What is being asked
Note each line of the listing that contains the string "遵守考场纪律", and copy it.

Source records
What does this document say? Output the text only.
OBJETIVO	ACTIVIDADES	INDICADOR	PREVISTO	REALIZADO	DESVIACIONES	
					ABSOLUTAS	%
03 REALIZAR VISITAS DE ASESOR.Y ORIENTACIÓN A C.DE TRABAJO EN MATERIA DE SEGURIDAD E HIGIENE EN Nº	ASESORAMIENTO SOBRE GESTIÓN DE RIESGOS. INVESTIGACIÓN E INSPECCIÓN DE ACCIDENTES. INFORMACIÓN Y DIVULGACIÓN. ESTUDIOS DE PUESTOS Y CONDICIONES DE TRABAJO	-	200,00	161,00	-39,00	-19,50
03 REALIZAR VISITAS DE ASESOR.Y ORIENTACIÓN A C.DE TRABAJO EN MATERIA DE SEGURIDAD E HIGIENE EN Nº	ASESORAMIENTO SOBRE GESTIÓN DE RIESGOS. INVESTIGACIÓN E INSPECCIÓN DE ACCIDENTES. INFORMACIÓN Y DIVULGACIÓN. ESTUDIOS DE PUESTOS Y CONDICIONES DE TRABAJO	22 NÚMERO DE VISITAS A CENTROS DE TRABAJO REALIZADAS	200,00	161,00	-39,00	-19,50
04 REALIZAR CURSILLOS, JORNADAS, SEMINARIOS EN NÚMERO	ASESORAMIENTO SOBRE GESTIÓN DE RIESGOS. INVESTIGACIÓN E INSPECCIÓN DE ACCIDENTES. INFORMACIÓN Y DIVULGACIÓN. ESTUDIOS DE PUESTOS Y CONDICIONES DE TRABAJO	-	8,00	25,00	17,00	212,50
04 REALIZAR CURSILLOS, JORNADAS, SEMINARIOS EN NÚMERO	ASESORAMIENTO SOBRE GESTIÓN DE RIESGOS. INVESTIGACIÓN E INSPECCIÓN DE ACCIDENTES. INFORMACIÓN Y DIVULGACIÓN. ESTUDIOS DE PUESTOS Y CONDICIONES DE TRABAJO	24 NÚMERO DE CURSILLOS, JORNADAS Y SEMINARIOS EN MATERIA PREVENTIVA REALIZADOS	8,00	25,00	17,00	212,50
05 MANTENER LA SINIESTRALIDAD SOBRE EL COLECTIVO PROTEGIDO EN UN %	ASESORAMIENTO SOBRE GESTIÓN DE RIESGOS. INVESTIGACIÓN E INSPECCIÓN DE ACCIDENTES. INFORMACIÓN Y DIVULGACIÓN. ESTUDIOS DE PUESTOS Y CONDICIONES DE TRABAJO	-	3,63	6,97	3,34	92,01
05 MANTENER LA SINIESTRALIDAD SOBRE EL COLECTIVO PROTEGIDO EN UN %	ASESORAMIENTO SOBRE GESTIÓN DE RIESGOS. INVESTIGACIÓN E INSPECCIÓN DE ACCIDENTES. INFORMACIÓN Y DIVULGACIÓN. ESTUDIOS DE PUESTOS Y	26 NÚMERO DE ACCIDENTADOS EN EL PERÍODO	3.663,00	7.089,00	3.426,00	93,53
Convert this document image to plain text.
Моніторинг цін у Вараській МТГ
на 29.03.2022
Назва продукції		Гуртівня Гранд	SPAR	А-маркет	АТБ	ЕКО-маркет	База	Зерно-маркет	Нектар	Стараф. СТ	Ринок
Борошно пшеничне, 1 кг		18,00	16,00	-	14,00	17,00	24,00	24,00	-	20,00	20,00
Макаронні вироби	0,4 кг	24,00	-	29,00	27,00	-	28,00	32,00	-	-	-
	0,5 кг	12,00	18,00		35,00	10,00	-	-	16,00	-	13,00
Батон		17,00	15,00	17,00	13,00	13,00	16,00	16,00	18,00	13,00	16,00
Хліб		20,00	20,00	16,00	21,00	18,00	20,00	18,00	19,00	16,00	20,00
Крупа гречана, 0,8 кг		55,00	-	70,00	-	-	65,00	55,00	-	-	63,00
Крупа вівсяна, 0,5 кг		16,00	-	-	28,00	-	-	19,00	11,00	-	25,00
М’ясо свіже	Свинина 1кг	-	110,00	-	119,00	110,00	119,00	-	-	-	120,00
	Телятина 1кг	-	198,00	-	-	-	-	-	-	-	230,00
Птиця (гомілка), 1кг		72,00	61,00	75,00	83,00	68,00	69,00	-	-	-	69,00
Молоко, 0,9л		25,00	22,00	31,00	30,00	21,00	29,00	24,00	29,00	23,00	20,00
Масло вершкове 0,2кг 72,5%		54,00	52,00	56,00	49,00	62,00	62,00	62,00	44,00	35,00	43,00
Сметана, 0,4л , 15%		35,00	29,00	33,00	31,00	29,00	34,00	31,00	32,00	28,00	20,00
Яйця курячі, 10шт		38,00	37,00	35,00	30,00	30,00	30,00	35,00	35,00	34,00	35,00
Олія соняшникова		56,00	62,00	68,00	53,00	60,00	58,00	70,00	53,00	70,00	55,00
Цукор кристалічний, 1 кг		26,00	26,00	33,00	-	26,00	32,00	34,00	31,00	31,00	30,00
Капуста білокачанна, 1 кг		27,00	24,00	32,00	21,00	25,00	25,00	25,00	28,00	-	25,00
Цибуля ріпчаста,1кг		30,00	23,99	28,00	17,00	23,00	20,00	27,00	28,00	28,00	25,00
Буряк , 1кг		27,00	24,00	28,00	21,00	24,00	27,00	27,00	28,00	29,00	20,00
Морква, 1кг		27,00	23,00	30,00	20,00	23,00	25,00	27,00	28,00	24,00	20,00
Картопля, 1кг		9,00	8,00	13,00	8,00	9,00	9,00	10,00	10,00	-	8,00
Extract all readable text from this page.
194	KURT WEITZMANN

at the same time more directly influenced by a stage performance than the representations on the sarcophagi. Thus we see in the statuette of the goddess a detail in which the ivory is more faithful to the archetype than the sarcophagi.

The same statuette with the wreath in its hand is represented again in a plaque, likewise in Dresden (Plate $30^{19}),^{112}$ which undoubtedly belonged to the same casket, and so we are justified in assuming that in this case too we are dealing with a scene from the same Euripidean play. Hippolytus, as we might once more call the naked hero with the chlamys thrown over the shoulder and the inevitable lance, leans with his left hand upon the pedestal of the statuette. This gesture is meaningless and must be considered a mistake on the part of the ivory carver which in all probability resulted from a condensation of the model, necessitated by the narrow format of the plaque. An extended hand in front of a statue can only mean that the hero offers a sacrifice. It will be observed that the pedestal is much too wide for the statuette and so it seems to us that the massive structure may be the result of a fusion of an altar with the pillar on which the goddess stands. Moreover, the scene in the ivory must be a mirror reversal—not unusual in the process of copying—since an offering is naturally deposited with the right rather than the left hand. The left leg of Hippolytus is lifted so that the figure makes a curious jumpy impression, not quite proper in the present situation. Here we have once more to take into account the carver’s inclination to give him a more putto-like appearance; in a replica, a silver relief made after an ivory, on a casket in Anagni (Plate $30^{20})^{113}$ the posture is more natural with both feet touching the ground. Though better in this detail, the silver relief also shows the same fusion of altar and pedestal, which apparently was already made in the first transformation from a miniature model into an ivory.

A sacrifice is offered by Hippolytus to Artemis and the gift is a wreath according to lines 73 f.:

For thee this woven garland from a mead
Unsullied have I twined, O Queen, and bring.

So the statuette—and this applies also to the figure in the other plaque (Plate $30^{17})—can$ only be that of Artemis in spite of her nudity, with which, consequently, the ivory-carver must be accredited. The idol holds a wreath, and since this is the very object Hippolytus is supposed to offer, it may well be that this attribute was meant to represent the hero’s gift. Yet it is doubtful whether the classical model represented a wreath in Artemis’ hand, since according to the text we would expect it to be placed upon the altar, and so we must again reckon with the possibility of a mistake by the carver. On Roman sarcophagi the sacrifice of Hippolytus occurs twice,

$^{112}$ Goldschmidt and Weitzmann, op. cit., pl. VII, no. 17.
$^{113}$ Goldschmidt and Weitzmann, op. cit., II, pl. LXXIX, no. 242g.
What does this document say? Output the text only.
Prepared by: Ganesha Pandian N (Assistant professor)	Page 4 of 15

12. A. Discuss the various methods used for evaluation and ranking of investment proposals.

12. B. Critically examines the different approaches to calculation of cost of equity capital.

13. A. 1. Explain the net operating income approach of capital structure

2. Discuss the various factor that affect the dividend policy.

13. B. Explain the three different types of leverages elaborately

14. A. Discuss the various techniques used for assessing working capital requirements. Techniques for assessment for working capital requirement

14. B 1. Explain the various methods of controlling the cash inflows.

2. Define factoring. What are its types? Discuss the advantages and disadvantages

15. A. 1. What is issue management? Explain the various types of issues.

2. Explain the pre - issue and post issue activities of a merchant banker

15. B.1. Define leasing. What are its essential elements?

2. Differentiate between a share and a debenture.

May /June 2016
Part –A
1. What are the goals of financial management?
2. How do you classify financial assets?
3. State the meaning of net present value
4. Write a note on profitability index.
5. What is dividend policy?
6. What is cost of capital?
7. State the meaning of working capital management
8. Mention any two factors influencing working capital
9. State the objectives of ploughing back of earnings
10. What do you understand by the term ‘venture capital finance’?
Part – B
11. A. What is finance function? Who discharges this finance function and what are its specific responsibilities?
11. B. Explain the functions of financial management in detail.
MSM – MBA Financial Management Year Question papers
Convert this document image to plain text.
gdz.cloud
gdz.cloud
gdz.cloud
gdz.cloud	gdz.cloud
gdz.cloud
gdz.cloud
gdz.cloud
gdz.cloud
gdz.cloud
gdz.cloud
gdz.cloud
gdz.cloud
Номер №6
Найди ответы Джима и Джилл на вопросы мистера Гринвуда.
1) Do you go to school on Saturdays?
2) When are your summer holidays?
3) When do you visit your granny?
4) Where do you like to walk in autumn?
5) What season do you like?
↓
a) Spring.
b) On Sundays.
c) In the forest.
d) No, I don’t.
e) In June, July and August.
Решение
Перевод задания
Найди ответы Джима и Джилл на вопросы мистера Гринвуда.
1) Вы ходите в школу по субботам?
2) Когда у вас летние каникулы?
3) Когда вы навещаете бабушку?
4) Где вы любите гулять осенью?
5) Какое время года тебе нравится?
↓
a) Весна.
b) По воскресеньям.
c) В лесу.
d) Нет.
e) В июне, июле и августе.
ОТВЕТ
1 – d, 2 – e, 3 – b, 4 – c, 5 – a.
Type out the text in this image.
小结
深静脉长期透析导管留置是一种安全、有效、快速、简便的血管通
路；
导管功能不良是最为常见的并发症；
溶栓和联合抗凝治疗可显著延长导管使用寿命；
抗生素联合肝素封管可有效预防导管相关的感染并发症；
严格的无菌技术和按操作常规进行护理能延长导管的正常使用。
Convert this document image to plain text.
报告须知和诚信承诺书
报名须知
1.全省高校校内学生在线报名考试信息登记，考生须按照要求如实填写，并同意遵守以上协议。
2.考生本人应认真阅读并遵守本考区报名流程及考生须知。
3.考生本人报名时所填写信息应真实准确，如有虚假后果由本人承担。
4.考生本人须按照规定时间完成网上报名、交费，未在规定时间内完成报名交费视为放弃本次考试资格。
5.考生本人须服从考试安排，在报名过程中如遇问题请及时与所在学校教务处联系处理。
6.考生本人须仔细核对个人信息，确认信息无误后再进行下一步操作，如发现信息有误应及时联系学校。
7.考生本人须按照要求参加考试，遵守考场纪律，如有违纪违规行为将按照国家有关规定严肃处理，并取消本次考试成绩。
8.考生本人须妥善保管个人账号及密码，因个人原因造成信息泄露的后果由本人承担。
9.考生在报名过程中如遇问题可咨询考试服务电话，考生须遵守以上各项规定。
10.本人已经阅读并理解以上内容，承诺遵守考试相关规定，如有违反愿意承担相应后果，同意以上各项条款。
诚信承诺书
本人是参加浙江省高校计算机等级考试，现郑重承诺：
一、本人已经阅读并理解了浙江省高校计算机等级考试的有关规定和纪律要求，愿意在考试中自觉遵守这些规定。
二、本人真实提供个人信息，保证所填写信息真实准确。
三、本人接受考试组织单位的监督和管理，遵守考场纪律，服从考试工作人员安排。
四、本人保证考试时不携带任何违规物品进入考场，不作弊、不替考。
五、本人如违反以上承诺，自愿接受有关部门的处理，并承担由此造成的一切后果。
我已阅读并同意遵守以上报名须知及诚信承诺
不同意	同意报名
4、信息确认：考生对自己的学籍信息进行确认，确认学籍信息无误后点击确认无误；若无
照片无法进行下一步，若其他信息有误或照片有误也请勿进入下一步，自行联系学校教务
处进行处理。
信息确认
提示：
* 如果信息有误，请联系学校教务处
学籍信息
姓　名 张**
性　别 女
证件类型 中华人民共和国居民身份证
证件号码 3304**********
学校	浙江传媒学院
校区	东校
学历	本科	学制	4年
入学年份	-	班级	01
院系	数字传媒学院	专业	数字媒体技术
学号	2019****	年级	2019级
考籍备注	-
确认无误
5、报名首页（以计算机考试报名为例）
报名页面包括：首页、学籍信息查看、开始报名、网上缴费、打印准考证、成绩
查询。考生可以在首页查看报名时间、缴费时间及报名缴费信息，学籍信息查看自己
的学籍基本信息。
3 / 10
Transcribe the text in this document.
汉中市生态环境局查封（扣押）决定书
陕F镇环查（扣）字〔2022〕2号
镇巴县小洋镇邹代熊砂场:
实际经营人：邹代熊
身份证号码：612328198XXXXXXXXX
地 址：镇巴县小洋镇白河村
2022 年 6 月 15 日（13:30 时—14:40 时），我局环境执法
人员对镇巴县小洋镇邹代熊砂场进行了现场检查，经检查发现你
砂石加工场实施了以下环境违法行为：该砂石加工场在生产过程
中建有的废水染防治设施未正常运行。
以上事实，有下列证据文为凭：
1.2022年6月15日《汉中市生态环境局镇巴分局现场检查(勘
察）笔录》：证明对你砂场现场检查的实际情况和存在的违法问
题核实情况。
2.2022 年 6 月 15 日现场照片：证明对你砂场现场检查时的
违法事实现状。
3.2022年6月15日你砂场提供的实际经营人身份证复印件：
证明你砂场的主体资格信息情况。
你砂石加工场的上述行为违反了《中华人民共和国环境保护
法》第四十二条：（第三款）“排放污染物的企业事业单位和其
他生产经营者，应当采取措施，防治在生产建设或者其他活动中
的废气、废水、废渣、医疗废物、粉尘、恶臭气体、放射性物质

Answer below
7.考生本人须按照要求参加考试，遵守考场纪律，如有违纪违规行为将按照国家有关规定严肃处理，并取消本次考试成绩。
三、本人接受考试组织单位的监督和管理，遵守考场纪律，服从考试工作人员安排。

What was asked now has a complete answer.